Set task: Copy each line containing the word "Price" from the records that follow, please.

Entries provided:
━━━
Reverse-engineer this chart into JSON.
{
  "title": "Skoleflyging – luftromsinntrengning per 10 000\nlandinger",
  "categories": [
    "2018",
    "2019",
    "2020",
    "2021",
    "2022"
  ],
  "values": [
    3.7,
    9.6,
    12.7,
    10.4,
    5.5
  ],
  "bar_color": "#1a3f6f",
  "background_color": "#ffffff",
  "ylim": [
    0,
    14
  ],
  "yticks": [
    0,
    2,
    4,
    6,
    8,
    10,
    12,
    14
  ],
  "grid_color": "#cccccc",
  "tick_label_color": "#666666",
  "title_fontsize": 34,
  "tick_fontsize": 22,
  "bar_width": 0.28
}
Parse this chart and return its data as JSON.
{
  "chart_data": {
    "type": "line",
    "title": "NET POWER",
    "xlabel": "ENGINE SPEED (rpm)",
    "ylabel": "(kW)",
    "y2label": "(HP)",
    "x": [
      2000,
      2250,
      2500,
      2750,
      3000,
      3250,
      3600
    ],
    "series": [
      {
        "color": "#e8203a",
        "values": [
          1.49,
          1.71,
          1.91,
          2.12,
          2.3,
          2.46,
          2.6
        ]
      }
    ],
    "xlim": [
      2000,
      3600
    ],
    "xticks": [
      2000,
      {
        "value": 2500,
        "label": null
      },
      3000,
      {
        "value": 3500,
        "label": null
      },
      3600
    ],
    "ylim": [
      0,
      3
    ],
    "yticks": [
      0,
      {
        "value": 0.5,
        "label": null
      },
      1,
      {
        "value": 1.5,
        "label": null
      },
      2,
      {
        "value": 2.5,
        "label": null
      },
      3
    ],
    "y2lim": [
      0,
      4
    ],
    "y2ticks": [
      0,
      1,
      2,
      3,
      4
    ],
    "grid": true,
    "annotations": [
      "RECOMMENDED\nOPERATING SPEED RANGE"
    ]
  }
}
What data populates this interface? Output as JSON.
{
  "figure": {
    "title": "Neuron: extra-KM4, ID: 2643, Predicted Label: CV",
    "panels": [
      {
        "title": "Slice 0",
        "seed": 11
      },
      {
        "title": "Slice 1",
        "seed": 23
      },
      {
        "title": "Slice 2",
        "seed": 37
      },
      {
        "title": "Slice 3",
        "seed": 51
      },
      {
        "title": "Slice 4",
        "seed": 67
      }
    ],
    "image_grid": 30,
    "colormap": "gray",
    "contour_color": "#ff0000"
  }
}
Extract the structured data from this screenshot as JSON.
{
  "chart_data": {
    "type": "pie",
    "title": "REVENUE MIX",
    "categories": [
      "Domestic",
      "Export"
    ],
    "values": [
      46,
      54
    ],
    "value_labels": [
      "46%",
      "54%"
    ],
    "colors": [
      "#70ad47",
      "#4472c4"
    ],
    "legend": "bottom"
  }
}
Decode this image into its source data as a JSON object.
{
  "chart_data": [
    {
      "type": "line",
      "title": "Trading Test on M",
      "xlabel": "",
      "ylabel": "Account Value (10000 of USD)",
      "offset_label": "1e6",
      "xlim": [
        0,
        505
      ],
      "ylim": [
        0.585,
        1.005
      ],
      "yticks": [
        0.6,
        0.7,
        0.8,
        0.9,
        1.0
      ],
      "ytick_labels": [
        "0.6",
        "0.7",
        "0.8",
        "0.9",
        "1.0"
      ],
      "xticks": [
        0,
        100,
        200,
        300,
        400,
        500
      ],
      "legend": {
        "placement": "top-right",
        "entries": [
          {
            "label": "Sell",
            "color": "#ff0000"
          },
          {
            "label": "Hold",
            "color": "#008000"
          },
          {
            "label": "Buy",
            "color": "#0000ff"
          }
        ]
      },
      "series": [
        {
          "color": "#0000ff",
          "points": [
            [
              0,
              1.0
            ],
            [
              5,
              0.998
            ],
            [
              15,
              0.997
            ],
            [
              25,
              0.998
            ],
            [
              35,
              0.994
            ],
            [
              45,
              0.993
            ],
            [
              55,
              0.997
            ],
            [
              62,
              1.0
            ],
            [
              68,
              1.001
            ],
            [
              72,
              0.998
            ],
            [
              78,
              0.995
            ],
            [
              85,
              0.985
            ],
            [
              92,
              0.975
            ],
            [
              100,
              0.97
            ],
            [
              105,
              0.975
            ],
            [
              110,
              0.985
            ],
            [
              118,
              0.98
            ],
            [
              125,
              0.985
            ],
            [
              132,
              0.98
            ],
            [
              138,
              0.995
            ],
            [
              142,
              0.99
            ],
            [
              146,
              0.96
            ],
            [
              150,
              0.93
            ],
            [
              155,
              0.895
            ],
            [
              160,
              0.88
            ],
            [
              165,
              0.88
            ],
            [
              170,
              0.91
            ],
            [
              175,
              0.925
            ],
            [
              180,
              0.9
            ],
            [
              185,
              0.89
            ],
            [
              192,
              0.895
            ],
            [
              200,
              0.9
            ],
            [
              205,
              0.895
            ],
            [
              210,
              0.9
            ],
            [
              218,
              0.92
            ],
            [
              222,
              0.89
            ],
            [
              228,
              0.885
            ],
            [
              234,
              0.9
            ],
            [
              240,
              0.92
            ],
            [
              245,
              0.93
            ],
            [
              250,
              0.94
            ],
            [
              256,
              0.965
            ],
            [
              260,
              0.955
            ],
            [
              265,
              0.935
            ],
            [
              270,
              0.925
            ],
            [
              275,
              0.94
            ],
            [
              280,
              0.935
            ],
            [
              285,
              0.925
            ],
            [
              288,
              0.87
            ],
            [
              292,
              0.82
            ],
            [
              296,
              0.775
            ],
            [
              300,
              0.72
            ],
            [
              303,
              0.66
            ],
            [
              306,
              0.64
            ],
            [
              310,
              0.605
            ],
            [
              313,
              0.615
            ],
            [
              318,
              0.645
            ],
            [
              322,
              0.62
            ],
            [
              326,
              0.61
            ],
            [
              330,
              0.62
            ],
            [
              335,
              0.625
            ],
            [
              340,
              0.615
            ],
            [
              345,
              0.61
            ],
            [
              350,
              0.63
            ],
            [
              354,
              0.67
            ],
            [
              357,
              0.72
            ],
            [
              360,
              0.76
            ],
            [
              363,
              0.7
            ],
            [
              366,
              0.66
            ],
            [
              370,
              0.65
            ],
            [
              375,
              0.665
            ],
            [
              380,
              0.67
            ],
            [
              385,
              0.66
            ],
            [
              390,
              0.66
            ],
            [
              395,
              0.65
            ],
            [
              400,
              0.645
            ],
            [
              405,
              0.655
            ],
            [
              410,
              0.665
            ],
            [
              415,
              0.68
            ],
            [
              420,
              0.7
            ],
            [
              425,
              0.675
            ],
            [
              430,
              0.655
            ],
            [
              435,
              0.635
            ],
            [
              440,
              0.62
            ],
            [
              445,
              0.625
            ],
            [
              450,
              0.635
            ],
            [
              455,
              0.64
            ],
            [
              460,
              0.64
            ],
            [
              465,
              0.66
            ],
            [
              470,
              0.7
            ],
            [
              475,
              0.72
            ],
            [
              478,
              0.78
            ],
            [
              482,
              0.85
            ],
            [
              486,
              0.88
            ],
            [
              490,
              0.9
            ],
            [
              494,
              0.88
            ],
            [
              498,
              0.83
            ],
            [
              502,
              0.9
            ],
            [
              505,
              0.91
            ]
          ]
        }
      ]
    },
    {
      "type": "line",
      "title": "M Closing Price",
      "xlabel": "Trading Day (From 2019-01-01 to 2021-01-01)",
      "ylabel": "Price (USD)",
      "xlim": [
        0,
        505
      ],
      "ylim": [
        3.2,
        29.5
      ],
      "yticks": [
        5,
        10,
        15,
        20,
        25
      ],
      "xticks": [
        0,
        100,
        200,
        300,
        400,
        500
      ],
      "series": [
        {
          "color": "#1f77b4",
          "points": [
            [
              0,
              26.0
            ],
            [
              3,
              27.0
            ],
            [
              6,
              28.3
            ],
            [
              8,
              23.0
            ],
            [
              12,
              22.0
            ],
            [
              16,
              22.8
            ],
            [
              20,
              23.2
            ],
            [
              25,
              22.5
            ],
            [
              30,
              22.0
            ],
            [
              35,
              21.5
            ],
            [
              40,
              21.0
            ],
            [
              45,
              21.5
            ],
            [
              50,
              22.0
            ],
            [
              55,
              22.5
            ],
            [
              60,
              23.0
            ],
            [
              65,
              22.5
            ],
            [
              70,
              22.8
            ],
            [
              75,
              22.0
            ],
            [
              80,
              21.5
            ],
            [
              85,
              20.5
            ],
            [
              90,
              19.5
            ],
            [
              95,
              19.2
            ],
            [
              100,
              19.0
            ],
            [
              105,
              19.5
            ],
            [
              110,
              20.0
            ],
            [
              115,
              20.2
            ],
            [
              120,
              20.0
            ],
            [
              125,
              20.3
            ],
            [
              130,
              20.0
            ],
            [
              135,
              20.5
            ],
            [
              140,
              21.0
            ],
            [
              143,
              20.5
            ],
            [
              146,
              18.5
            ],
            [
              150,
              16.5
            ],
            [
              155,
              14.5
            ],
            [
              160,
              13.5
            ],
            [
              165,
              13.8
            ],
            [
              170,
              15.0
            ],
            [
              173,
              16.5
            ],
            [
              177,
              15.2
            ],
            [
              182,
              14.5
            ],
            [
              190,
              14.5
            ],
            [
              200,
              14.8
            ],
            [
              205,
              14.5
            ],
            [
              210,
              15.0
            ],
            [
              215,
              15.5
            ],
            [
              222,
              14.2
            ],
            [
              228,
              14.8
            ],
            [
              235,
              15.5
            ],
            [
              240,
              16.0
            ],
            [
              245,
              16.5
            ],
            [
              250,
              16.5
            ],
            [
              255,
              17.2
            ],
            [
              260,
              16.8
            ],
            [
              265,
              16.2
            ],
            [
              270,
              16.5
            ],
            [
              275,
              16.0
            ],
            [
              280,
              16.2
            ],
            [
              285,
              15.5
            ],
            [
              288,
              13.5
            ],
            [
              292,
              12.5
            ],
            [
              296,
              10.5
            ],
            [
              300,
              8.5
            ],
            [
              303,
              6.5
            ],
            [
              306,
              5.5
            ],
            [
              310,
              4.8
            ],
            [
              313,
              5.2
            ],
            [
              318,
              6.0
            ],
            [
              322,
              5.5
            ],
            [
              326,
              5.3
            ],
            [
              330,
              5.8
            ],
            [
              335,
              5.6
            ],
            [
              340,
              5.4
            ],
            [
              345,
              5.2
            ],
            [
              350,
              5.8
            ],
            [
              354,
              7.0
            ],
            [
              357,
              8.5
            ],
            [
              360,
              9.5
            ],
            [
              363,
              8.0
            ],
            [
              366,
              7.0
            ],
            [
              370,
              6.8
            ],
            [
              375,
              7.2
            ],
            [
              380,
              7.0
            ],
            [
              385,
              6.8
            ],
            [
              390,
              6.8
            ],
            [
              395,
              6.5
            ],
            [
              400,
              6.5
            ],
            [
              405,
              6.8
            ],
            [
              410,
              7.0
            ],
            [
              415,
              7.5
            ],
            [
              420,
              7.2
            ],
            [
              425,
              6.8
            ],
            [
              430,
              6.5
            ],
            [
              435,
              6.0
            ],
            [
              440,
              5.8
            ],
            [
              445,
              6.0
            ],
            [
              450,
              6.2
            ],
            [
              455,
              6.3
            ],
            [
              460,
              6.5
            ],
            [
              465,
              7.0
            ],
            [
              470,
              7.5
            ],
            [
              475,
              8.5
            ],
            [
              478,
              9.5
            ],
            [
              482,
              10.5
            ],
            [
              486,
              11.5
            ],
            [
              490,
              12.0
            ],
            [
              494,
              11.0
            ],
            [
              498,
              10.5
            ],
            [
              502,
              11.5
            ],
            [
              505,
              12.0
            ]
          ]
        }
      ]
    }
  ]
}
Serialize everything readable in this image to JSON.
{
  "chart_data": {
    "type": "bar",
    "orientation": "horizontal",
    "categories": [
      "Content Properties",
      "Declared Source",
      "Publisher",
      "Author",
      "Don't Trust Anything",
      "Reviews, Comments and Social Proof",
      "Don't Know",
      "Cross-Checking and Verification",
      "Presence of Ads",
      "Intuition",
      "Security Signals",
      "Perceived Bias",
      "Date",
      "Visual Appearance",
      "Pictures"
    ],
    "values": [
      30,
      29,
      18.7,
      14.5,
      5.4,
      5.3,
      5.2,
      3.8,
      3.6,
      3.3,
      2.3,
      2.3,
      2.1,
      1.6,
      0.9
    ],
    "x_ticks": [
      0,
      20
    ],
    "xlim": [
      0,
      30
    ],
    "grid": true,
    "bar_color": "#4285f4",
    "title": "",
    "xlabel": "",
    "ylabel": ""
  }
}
━━━
Complete response:
      "title": "M Closing Price",
      "ylabel": "Price (USD)",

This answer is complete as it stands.